DATASET RECORDS:
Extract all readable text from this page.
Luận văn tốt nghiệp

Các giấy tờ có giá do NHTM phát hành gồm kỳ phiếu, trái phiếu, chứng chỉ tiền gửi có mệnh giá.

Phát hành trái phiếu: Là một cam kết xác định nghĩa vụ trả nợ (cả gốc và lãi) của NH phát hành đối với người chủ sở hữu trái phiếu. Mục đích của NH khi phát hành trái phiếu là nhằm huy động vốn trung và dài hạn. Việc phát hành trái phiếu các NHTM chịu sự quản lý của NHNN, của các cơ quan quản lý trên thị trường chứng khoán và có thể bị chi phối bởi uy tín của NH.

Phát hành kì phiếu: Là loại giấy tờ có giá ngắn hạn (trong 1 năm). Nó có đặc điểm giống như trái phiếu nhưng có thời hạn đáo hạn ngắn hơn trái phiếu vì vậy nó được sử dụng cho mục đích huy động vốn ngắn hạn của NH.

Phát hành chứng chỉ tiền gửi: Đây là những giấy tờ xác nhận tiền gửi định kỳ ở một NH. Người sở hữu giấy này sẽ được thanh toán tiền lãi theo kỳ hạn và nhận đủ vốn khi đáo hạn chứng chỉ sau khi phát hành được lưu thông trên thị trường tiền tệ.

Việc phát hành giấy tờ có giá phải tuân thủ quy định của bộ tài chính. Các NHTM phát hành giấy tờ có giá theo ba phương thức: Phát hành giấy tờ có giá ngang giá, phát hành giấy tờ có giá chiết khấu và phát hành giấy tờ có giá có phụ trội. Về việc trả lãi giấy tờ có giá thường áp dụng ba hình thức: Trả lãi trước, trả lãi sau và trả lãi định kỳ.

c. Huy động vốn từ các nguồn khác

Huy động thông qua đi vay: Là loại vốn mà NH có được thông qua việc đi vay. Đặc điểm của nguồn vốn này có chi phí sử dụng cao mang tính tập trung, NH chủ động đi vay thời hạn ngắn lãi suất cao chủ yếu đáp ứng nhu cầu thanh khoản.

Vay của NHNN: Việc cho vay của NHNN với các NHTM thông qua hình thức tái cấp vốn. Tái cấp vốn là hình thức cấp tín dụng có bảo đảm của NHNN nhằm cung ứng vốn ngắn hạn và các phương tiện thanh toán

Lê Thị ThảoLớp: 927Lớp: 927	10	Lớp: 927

REQUIRED TASK: Write out all the lines again, exactly as they are.

RESPONSE:
Extract all readable text from this page.
Luận văn tốt nghiệp

Các giấy tờ có giá do NHTM phát hành gồm kỳ phiếu, trái phiếu, chứng chỉ tiền gửi có mệnh giá.

Phát hành trái phiếu: Là một cam kết xác định nghĩa vụ trả nợ (cả gốc và lãi) của NH phát hành đối với người chủ sở hữu trái phiếu. Mục đích của NH khi phát hành trái phiếu là nhằm huy động vốn trung và dài hạn. Việc phát hành trái phiếu các NHTM chịu sự quản lý của NHNN, của các cơ quan quản lý trên thị trường chứng khoán và có thể bị chi phối bởi uy tín của NH.

Phát hành kì phiếu: Là loại giấy tờ có giá ngắn hạn (trong 1 năm). Nó có đặc điểm giống như trái phiếu nhưng có thời hạn đáo hạn ngắn hơn trái phiếu vì vậy nó được sử dụng cho mục đích huy động vốn ngắn hạn của NH.

Phát hành chứng chỉ tiền gửi: Đây là những giấy tờ xác nhận tiền gửi định kỳ ở một NH. Người sở hữu giấy này sẽ được thanh toán tiền lãi theo kỳ hạn và nhận đủ vốn khi đáo hạn chứng chỉ sau khi phát hành được lưu thông trên thị trường tiền tệ.

Việc phát hành giấy tờ có giá phải tuân thủ quy định của bộ tài chính. Các NHTM phát hành giấy tờ có giá theo ba phương thức: Phát hành giấy tờ có giá ngang giá, phát hành giấy tờ có giá chiết khấu và phát hành giấy tờ có giá có phụ trội. Về việc trả lãi giấy tờ có giá thường áp dụng ba hình thức: Trả lãi trước, trả lãi sau và trả lãi định kỳ.

c. Huy động vốn từ các nguồn khác

Huy động thông qua đi vay: Là loại vốn mà NH có được thông qua việc đi vay. Đặc điểm của nguồn vốn này có chi phí sử dụng cao mang tính tập trung, NH chủ động đi vay thời hạn ngắn lãi suất cao chủ yếu đáp ứng nhu cầu thanh khoản.

Vay của NHNN: Việc cho vay của NHNN với các NHTM thông qua hình thức tái cấp vốn. Tái cấp vốn là hình thức cấp tín dụng có bảo đảm của NHNN nhằm cung ứng vốn ngắn hạn và các phương tiện thanh toán

Lê Thị ThảoLớp: 927Lớp: 927	10	Lớp: 927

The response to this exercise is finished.